→ **TASK DATA**:
::::::

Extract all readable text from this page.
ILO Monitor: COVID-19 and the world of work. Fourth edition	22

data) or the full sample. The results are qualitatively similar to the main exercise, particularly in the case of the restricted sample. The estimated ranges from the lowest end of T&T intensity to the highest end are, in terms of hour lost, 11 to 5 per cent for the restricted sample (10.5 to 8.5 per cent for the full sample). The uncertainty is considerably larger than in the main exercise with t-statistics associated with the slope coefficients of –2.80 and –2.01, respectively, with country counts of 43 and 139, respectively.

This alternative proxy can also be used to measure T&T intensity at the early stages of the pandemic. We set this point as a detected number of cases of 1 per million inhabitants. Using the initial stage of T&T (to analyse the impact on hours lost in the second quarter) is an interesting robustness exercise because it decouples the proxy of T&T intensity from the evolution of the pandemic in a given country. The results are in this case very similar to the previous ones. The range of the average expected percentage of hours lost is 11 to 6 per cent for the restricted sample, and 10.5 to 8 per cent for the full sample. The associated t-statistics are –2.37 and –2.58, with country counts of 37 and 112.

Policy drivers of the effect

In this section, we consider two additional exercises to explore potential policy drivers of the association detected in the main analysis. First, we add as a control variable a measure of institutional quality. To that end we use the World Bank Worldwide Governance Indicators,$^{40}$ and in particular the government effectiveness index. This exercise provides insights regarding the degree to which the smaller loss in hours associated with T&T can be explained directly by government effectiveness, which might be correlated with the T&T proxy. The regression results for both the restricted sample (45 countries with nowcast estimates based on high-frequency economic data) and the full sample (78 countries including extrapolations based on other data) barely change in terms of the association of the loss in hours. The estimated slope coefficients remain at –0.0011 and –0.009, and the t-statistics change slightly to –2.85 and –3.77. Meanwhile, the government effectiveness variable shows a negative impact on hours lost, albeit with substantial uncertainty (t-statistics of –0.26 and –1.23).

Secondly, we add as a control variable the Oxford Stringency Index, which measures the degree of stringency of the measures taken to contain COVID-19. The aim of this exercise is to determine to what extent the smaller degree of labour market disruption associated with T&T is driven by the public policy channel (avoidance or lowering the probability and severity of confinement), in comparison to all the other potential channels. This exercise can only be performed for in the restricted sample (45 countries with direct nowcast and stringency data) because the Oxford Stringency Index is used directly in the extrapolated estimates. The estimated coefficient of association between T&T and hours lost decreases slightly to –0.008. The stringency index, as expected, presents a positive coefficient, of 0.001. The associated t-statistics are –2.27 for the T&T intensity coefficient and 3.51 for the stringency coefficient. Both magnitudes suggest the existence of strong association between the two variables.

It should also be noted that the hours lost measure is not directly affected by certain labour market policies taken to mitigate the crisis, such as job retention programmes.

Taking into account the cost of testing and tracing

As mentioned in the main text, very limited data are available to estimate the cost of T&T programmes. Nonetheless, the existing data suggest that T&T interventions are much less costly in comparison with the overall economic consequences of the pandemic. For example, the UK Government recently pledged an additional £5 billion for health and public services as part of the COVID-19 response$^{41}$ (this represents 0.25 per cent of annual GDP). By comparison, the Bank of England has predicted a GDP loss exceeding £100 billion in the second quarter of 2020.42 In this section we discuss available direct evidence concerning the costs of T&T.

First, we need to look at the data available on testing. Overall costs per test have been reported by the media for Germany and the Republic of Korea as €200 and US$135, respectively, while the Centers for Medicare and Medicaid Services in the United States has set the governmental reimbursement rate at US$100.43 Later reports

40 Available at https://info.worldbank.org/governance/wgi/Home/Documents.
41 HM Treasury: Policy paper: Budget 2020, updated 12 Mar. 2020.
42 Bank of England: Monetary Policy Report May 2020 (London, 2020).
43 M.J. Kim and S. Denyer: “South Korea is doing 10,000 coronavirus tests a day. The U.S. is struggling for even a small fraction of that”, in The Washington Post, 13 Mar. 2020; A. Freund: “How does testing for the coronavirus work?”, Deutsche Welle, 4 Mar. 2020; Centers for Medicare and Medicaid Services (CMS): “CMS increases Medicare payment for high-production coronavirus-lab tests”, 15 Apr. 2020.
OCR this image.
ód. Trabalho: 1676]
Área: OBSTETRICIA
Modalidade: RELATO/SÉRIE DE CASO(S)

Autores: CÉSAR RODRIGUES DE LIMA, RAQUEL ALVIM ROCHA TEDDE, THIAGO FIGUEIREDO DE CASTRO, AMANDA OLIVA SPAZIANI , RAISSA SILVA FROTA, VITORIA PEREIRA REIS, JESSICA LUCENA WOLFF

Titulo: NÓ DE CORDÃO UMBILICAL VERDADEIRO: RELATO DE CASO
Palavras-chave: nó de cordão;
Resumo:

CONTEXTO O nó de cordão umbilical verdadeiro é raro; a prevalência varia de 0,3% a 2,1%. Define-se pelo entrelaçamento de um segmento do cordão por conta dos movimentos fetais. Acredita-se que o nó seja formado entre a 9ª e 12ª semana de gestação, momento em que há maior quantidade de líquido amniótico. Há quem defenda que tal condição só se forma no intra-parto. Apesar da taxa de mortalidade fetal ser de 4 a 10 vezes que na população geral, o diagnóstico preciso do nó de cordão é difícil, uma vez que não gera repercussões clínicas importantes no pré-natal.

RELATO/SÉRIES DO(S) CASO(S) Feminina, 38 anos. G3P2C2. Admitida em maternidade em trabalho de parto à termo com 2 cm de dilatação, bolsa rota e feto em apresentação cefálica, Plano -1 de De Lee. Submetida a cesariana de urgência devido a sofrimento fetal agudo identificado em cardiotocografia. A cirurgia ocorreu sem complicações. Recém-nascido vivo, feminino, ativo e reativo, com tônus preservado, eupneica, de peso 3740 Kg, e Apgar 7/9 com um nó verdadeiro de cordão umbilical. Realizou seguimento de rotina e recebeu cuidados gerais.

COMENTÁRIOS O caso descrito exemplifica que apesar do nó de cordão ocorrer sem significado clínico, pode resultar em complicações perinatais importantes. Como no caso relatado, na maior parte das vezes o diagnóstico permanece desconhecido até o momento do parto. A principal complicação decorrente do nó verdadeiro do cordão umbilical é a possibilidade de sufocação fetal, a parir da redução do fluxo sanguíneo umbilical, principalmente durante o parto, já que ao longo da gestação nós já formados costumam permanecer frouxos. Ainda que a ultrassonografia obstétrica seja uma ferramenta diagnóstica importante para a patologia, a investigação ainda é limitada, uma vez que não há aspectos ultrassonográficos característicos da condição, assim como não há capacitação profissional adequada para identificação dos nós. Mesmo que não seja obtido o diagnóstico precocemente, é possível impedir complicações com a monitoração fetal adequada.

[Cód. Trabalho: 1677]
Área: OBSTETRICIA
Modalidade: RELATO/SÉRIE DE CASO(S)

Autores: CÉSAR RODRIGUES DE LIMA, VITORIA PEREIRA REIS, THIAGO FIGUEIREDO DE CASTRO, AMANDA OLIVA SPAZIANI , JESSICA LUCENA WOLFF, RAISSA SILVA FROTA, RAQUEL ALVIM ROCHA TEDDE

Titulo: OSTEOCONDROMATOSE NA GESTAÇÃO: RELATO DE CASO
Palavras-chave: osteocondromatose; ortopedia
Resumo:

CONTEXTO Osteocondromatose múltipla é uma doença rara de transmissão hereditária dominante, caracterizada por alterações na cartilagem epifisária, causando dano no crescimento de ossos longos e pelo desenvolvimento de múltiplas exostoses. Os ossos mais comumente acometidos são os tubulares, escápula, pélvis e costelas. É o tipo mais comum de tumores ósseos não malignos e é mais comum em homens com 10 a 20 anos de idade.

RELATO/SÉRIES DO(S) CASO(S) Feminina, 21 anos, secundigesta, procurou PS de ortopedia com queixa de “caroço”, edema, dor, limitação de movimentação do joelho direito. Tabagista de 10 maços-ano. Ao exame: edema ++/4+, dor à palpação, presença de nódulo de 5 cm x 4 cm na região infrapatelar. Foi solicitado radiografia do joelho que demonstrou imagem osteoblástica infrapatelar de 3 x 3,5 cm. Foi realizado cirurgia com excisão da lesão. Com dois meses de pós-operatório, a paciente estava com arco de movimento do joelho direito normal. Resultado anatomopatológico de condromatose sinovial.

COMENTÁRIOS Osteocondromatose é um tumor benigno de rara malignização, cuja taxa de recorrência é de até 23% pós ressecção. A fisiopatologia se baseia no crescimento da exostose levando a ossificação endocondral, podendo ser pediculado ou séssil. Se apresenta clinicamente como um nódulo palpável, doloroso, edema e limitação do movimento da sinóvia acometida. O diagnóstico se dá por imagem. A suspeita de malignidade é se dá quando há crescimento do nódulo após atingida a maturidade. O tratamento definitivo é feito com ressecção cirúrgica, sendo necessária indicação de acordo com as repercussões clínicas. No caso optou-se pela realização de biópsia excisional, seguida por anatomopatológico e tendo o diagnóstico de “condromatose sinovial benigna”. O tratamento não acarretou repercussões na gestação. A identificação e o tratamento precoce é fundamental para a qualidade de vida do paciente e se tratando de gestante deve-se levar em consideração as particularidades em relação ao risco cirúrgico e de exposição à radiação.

::::::

→ **WHAT YOU WILL DO**: Copy all lines above containing the string "ALVIM".

→ **EXERCISE RESPONSE**:
Autores: CÉSAR RODRIGUES DE LIMA, RAQUEL ALVIM ROCHA TEDDE, THIAGO FIGUEIREDO DE CASTRO, AMANDA OLIVA SPAZIANI , RAISSA SILVA FROTA, VITORIA PEREIRA REIS, JESSICA LUCENA WOLFF
Autores: CÉSAR RODRIGUES DE LIMA, VITORIA PEREIRA REIS, THIAGO FIGUEIREDO DE CASTRO, AMANDA OLIVA SPAZIANI , JESSICA LUCENA WOLFF, RAISSA SILVA FROTA, RAQUEL ALVIM ROCHA TEDDE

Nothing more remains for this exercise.